▸ The task: Scan the data for "regulation" and copy the lines it appears in.

[Saved data entries]
........

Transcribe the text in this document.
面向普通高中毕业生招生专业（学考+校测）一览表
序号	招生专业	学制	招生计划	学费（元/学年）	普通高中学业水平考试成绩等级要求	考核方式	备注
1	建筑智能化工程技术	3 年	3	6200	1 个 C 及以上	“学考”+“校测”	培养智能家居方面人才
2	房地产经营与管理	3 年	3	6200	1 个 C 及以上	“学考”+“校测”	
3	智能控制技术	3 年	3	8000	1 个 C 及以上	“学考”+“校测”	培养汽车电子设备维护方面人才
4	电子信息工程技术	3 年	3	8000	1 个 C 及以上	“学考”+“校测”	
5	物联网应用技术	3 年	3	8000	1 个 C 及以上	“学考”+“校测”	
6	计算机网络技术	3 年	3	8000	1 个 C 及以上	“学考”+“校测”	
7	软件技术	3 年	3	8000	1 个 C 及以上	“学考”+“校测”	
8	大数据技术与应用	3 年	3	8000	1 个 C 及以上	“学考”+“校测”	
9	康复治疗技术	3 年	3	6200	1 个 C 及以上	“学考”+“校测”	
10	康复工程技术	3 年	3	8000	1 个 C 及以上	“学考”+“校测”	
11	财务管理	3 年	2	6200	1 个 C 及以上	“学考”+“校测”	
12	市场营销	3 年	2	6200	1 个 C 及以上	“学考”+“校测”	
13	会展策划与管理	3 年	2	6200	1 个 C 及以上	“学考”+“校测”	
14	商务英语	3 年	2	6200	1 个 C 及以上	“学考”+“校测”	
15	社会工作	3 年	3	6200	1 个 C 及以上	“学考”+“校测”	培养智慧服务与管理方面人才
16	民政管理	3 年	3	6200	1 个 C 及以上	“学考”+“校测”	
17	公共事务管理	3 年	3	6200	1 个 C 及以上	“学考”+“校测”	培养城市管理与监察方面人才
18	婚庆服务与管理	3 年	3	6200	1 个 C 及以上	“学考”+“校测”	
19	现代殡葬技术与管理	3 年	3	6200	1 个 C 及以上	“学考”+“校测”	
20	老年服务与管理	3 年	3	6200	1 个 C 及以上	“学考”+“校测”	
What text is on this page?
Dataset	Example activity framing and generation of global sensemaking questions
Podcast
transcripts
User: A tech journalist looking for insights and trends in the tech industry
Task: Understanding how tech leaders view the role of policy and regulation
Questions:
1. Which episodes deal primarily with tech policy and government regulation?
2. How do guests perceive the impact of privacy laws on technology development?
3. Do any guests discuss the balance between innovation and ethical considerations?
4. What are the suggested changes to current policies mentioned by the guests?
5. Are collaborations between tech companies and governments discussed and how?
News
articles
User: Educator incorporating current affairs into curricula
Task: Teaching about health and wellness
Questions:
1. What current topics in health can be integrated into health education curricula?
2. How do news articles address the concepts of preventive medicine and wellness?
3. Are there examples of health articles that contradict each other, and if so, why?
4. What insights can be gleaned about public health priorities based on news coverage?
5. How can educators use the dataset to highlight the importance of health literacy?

........

▸ Task output:
Task: Understanding how tech leaders view the role of policy and regulation
1. Which episodes deal primarily with tech policy and government regulation?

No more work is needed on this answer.